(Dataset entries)

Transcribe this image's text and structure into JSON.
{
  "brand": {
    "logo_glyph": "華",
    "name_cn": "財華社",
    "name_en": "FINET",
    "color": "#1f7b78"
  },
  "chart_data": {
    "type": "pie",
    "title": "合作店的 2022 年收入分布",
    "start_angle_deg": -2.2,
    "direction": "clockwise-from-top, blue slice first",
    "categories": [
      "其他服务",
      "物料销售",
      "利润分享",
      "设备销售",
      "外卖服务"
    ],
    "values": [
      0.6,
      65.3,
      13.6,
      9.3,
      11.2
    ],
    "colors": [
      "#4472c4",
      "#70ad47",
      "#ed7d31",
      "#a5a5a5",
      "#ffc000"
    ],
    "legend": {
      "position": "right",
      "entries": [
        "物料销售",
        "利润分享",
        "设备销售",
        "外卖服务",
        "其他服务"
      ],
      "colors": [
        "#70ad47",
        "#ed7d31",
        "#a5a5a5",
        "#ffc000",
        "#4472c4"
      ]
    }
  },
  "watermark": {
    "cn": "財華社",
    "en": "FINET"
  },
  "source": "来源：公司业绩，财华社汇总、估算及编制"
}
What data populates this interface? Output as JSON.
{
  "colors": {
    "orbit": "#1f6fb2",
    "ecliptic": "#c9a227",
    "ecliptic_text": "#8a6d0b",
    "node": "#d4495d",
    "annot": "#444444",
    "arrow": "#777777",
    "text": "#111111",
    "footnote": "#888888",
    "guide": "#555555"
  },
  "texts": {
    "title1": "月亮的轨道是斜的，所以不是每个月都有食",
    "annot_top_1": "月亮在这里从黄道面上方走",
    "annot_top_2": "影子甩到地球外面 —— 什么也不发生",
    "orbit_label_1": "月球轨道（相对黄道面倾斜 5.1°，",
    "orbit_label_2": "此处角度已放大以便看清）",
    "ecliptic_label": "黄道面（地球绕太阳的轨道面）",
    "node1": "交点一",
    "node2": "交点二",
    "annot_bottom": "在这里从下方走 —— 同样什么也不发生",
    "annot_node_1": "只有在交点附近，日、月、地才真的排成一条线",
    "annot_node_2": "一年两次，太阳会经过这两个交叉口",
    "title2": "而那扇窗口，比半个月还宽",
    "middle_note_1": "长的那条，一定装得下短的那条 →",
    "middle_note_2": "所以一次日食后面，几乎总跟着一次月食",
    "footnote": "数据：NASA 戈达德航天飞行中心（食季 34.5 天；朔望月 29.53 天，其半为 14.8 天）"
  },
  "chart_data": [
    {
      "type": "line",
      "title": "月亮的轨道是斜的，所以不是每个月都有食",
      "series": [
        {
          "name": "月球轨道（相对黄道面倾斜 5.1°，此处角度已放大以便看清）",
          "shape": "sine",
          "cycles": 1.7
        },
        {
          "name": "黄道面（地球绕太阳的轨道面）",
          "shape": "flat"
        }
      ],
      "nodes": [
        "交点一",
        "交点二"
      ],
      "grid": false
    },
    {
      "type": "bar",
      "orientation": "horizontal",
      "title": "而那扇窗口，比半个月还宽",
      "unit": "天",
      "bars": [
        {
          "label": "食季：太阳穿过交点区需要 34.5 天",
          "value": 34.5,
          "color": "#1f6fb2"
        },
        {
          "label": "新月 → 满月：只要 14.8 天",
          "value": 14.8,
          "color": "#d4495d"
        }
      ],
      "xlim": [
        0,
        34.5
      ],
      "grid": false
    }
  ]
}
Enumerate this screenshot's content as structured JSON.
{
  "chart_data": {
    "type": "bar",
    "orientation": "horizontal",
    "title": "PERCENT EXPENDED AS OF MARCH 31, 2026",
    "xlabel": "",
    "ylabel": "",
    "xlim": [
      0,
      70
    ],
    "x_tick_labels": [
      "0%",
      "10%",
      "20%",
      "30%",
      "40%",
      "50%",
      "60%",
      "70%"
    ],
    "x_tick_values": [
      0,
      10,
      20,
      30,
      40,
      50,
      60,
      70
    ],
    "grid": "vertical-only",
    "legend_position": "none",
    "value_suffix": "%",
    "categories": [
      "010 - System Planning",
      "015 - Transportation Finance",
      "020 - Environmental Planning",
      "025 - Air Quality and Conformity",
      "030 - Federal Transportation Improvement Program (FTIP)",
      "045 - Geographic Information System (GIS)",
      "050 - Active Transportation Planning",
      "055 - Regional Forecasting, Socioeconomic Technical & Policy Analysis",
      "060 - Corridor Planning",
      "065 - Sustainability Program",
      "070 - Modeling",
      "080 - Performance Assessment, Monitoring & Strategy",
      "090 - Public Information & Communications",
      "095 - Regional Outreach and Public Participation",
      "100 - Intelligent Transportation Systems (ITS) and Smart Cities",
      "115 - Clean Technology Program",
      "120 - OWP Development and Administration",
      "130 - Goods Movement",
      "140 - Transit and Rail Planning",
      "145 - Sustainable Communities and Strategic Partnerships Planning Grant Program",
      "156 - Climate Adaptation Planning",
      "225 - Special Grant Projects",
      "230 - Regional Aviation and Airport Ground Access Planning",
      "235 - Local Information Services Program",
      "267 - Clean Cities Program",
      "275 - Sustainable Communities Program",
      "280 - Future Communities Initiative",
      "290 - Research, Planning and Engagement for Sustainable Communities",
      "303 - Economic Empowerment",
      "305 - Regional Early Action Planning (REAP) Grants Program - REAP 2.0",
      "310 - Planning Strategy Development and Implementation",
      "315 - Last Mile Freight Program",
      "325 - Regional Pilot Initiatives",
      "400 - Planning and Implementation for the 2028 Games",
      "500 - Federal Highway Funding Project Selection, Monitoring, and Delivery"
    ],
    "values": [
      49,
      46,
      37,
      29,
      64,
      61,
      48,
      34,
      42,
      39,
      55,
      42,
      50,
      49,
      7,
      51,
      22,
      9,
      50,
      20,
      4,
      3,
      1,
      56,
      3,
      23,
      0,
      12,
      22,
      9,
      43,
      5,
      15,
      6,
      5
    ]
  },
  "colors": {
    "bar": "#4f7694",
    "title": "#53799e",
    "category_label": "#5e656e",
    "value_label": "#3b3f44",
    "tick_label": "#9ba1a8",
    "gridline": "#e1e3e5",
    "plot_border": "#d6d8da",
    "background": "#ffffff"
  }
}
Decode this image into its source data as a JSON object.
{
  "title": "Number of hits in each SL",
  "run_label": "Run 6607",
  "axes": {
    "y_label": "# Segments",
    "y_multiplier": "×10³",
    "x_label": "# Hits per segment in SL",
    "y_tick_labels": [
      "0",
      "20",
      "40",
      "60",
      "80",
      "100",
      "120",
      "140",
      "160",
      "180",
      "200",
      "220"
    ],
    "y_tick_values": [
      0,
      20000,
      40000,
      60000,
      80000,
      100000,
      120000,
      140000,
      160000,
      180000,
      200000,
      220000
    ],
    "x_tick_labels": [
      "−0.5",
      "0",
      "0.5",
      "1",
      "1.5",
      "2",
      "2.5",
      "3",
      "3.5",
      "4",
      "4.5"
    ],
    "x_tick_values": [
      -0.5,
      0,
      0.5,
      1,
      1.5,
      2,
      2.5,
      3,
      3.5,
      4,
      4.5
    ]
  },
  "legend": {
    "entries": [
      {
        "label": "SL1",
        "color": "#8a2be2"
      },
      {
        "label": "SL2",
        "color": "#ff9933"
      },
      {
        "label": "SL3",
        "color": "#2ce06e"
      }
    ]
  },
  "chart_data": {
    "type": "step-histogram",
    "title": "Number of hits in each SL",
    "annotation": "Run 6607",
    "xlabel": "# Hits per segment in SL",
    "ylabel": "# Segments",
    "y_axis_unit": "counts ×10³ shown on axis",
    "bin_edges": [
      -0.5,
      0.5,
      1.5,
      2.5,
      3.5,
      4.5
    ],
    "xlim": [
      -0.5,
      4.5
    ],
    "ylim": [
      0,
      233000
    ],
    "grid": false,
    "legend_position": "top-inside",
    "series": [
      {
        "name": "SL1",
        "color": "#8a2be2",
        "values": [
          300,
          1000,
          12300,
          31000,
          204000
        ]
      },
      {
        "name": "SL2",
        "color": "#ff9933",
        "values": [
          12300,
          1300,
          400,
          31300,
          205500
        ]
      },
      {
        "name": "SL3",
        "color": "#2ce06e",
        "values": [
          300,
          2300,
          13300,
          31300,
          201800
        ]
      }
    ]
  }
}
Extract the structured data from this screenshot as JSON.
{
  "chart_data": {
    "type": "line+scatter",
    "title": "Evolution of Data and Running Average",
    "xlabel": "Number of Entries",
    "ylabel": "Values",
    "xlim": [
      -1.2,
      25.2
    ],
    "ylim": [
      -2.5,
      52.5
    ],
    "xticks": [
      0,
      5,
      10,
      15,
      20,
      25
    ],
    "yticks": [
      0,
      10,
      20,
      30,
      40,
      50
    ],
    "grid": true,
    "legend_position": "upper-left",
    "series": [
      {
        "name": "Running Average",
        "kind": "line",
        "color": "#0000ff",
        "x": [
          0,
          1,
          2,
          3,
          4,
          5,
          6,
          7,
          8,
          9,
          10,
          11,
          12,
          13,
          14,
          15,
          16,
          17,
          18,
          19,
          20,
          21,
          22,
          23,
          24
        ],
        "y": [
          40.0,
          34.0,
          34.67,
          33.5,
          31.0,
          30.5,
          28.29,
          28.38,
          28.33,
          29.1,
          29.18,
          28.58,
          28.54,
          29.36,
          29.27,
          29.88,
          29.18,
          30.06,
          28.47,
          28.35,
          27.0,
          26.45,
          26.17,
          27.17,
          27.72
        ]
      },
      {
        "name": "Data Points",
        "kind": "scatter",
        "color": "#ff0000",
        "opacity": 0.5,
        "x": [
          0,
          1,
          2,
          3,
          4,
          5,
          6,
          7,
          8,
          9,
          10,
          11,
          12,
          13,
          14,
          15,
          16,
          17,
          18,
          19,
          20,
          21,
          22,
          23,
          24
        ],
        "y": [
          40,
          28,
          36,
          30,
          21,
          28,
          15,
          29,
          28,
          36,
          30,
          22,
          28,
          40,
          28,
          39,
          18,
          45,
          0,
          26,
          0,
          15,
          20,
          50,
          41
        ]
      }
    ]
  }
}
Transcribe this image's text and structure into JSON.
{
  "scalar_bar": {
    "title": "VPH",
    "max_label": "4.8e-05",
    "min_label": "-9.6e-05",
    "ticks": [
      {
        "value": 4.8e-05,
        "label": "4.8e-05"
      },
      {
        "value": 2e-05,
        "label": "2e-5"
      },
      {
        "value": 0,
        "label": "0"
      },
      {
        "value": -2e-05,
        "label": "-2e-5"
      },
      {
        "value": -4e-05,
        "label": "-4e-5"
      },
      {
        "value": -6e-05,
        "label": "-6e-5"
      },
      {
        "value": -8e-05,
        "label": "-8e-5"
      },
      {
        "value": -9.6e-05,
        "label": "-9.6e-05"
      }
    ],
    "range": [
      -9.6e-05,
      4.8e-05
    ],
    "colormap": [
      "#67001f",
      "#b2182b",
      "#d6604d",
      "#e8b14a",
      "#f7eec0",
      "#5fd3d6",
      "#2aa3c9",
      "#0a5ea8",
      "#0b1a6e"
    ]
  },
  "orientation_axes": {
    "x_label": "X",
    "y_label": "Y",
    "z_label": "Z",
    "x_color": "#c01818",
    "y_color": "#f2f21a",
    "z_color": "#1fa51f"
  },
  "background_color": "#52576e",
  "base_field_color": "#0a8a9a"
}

TO BE DONE: Copy out each line of the listing that holds "JSON".

SOLVED PROBLEM:
Transcribe this image's text and structure into JSON.
What data populates this interface? Output as JSON.
Enumerate this screenshot's content as structured JSON.
Decode this image into its source data as a JSON object.
Extract the structured data from this screenshot as JSON.
Transcribe this image's text and structure into JSON.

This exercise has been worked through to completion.